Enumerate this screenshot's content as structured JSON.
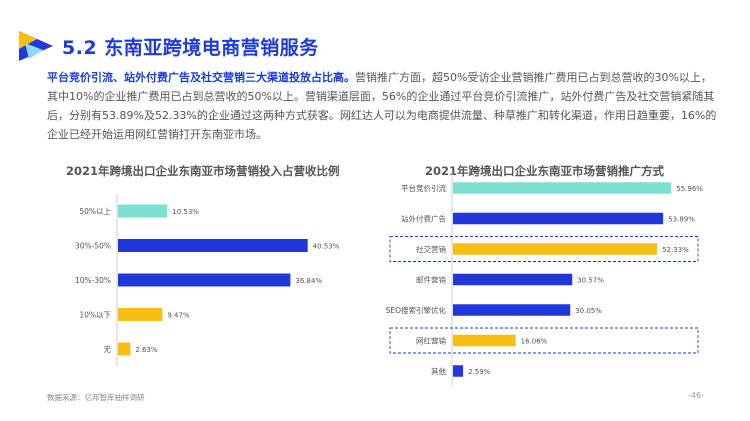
{
  "slide": {
    "title": "5.2 东南亚跨境电商营销服务",
    "paragraph_highlight": "平台竞价引流、站外付费广告及社交营销三大渠道投放占比高。",
    "paragraph_rest": "营销推广方面，超50%受访企业营销推广费用已占到总营收的30%以上，其中10%的企业推广费用已占到总营收的50%以上。营销渠道层面，56%的企业通过平台竞价引流推广，站外付费广告及社交营销紧随其后，分别有53.89%及52.33%的企业通过这两种方式获客。网红达人可以为电商提供流量、种草推广和转化渠道，作用日趋重要，16%的企业已经开始运用网红营销打开东南亚市场。",
    "source": "数据来源：亿邦智库抽样调研",
    "page": "-46-"
  },
  "colors": {
    "teal": "#7ee0d0",
    "blue": "#2137d9",
    "yellow": "#f7bf14",
    "brand": "#1e3ad8"
  },
  "chart_data": [
    {
      "type": "bar",
      "orientation": "horizontal",
      "title": "2021年跨境出口企业东南亚市场营销投入占营收比例",
      "categories": [
        "50%以上",
        "30%-50%",
        "10%-30%",
        "10%以下",
        "无"
      ],
      "values": [
        10.53,
        40.53,
        36.84,
        9.47,
        2.63
      ],
      "value_labels": [
        "10.53%",
        "40.53%",
        "36.84%",
        "9.47%",
        "2.63%"
      ],
      "bar_colors": [
        "#7ee0d0",
        "#2137d9",
        "#2137d9",
        "#f7bf14",
        "#f7bf14"
      ],
      "xlim": [
        0,
        50
      ],
      "grid": false
    },
    {
      "type": "bar",
      "orientation": "horizontal",
      "title": "2021年跨境出口企业东南亚市场营销推广方式",
      "categories": [
        "平台竞价引流",
        "站外付费广告",
        "社交营销",
        "邮件营销",
        "SEO搜索引擎优化",
        "网红营销",
        "其他"
      ],
      "values": [
        55.96,
        53.89,
        52.33,
        30.57,
        30.05,
        16.06,
        2.59
      ],
      "value_labels": [
        "55.96%",
        "53.89%",
        "52.33%",
        "30.57%",
        "30.05%",
        "16.06%",
        "2.59%"
      ],
      "bar_colors": [
        "#7ee0d0",
        "#2137d9",
        "#f7bf14",
        "#2137d9",
        "#2137d9",
        "#f7bf14",
        "#2137d9"
      ],
      "highlighted": [
        "社交营销",
        "网红营销"
      ],
      "xlim": [
        0,
        60
      ],
      "grid": false
    }
  ]
}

--

__What the exercise asks__
Pictures are to be left out; all else in the entries above is to be quoted exactly.

__Task solution__
Enumerate this screenshot's content as structured JSON.
{
  "slide": {
    "title": "5.2 东南亚跨境电商营销服务",
    "paragraph_highlight": "平台竞价引流、站外付费广告及社交营销三大渠道投放占比高。",
    "paragraph_rest": "营销推广方面，超50%受访企业营销推广费用已占到总营收的30%以上，其中10%的企业推广费用已占到总营收的50%以上。营销渠道层面，56%的企业通过平台竞价引流推广，站外付费广告及社交营销紧随其后，分别有53.89%及52.33%的企业通过这两种方式获客。网红达人可以为电商提供流量、种草推广和转化渠道，作用日趋重要，16%的企业已经开始运用网红营销打开东南亚市场。",
    "source": "数据来源：亿邦智库抽样调研",
    "page": "-46-"
  },
  "colors": {
    "teal": "#7ee0d0",
    "blue": "#2137d9",
    "yellow": "#f7bf14",
    "brand": "#1e3ad8"
  },
  "chart_data": [
    {
      "type": "bar",
      "orientation": "horizontal",
      "title": "2021年跨境出口企业东南亚市场营销投入占营收比例",
      "categories": [
        "50%以上",
        "30%-50%",
        "10%-30%",
        "10%以下",
        "无"
      ],
      "values": [
        10.53,
        40.53,
        36.84,
        9.47,
        2.63
      ],
      "value_labels": [
        "10.53%",
        "40.53%",
        "36.84%",
        "9.47%",
        "2.63%"
      ],
      "bar_colors": [
        "#7ee0d0",
        "#2137d9",
        "#2137d9",
        "#f7bf14",
        "#f7bf14"
      ],
      "xlim": [
        0,
        50
      ],
      "grid": false
    },
    {
      "type": "bar",
      "orientation": "horizontal",
      "title": "2021年跨境出口企业东南亚市场营销推广方式",
      "categories": [
        "平台竞价引流",
        "站外付费广告",
        "社交营销",
        "邮件营销",
        "SEO搜索引擎优化",
        "网红营销",
        "其他"
      ],
      "values": [
        55.96,
        53.89,
        52.33,
        30.57,
        30.05,
        16.06,
        2.59
      ],
      "value_labels": [
        "55.96%",
        "53.89%",
        "52.33%",
        "30.57%",
        "30.05%",
        "16.06%",
        "2.59%"
      ],
      "bar_colors": [
        "#7ee0d0",
        "#2137d9",
        "#f7bf14",
        "#2137d9",
        "#2137d9",
        "#f7bf14",
        "#2137d9"
      ],
      "highlighted": [
        "社交营销",
        "网红营销"
      ],
      "xlim": [
        0,
        60
      ],
      "grid": false
    }
  ]
}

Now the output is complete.